■ **What you have to do**:
Echo each of the following lines precisely as it appears.

-- Start of Source data --

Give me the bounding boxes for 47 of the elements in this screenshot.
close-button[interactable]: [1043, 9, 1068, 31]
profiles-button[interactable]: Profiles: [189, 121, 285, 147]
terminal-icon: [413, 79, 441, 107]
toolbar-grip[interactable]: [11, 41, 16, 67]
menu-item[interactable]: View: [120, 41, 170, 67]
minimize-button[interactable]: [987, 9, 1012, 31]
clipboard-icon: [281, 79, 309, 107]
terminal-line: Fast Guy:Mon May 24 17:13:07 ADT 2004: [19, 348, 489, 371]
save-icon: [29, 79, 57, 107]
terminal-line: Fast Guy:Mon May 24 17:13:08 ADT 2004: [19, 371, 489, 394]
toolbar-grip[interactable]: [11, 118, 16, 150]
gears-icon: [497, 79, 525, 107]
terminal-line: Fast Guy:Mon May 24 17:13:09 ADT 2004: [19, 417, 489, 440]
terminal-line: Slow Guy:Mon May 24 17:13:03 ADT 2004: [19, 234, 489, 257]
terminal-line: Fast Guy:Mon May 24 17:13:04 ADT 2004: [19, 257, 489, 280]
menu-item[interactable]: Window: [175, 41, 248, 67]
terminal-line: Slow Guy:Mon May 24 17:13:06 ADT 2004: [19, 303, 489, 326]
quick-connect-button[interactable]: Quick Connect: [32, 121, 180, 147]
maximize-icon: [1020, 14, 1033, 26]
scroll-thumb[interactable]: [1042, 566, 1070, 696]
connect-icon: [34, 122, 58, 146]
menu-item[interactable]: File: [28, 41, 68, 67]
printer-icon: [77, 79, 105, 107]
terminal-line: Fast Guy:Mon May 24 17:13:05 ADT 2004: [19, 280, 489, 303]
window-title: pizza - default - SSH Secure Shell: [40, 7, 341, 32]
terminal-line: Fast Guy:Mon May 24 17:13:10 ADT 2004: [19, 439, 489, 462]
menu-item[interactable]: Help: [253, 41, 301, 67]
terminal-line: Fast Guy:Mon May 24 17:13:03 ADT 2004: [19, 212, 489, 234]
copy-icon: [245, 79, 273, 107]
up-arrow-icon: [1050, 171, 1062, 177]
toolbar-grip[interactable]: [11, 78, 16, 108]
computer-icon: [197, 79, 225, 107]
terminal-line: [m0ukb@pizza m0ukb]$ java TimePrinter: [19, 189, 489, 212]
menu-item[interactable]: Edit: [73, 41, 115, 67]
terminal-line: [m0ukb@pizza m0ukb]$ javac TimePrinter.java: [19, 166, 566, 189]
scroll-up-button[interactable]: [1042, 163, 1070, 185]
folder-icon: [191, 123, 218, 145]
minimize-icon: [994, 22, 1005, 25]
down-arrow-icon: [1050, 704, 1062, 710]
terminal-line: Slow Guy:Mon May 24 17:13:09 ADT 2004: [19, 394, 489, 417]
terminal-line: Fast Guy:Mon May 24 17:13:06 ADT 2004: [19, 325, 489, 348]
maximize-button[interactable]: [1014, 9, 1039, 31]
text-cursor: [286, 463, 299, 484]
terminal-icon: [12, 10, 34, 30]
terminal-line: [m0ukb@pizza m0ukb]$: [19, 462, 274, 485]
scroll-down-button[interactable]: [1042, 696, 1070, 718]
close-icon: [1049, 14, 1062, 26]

-- End of Source data --

■ **Exercise solution**:
Give me the bounding boxes for 47 of the elements in this screenshot.
close-button[interactable]: [1043, 9, 1068, 31]
profiles-button[interactable]: Profiles: [189, 121, 285, 147]
terminal-icon: [413, 79, 441, 107]
toolbar-grip[interactable]: [11, 41, 16, 67]
menu-item[interactable]: View: [120, 41, 170, 67]
minimize-button[interactable]: [987, 9, 1012, 31]
clipboard-icon: [281, 79, 309, 107]
terminal-line: Fast Guy:Mon May 24 17:13:07 ADT 2004: [19, 348, 489, 371]
save-icon: [29, 79, 57, 107]
terminal-line: Fast Guy:Mon May 24 17:13:08 ADT 2004: [19, 371, 489, 394]
toolbar-grip[interactable]: [11, 118, 16, 150]
gears-icon: [497, 79, 525, 107]
terminal-line: Fast Guy:Mon May 24 17:13:09 ADT 2004: [19, 417, 489, 440]
terminal-line: Slow Guy:Mon May 24 17:13:03 ADT 2004: [19, 234, 489, 257]
terminal-line: Fast Guy:Mon May 24 17:13:04 ADT 2004: [19, 257, 489, 280]
menu-item[interactable]: Window: [175, 41, 248, 67]
terminal-line: Slow Guy:Mon May 24 17:13:06 ADT 2004: [19, 303, 489, 326]
quick-connect-button[interactable]: Quick Connect: [32, 121, 180, 147]
maximize-icon: [1020, 14, 1033, 26]
scroll-thumb[interactable]: [1042, 566, 1070, 696]
connect-icon: [34, 122, 58, 146]
menu-item[interactable]: File: [28, 41, 68, 67]
printer-icon: [77, 79, 105, 107]
terminal-line: Fast Guy:Mon May 24 17:13:05 ADT 2004: [19, 280, 489, 303]
window-title: pizza - default - SSH Secure Shell: [40, 7, 341, 32]
terminal-line: Fast Guy:Mon May 24 17:13:10 ADT 2004: [19, 439, 489, 462]
menu-item[interactable]: Help: [253, 41, 301, 67]
terminal-line: Fast Guy:Mon May 24 17:13:03 ADT 2004: [19, 212, 489, 234]
copy-icon: [245, 79, 273, 107]
up-arrow-icon: [1050, 171, 1062, 177]
toolbar-grip[interactable]: [11, 78, 16, 108]
computer-icon: [197, 79, 225, 107]
terminal-line: [m0ukb@pizza m0ukb]$ java TimePrinter: [19, 189, 489, 212]
menu-item[interactable]: Edit: [73, 41, 115, 67]
terminal-line: [m0ukb@pizza m0ukb]$ javac TimePrinter.java: [19, 166, 566, 189]
scroll-up-button[interactable]: [1042, 163, 1070, 185]
folder-icon: [191, 123, 218, 145]
minimize-icon: [994, 22, 1005, 25]
down-arrow-icon: [1050, 704, 1062, 710]
terminal-line: Slow Guy:Mon May 24 17:13:09 ADT 2004: [19, 394, 489, 417]
terminal-line: Fast Guy:Mon May 24 17:13:06 ADT 2004: [19, 325, 489, 348]
maximize-button[interactable]: [1014, 9, 1039, 31]
text-cursor: [286, 463, 299, 484]
terminal-icon: [12, 10, 34, 30]
terminal-line: [m0ukb@pizza m0ukb]$: [19, 462, 274, 485]
scroll-down-button[interactable]: [1042, 696, 1070, 718]
close-icon: [1049, 14, 1062, 26]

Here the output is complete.